-- START LISTED RECORDS --

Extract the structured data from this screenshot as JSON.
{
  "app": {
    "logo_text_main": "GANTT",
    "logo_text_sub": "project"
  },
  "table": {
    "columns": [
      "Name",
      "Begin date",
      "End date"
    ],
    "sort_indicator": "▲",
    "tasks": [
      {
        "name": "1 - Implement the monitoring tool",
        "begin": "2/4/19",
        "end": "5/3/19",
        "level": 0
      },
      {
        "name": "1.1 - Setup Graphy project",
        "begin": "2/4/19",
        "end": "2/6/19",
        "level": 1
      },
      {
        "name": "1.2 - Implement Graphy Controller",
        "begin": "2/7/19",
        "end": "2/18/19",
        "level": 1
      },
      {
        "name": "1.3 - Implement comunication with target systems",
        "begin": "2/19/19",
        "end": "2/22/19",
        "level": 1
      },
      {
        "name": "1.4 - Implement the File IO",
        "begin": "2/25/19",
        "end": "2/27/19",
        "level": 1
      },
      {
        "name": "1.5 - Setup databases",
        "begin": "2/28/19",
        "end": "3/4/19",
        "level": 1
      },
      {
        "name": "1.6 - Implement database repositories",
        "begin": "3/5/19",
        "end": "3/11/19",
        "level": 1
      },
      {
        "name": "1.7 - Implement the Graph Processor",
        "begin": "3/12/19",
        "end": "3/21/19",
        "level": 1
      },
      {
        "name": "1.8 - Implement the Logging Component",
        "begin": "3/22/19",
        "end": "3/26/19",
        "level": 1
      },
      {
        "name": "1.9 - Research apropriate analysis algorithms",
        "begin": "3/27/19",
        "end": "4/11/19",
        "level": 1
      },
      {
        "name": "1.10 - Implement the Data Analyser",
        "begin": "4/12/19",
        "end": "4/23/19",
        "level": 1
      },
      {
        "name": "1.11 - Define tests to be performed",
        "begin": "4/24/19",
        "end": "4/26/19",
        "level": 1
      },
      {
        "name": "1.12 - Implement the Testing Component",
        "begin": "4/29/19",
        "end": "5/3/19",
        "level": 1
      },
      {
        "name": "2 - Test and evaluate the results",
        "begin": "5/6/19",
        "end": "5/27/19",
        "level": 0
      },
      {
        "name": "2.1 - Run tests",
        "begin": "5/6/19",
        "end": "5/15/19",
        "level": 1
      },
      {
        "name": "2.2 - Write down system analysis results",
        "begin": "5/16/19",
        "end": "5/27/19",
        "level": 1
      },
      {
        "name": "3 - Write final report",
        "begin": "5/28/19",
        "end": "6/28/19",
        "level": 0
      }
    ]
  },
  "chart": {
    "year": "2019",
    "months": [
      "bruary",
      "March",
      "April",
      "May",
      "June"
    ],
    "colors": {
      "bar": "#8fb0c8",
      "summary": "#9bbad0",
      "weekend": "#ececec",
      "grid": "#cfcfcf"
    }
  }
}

-- END LISTED RECORDS --

(PROBLEM TO SOLVE) Each line containing "Implement" counts once; state the total number of such lines and nothing else.

(SOLUTION TO THIS TASK) 9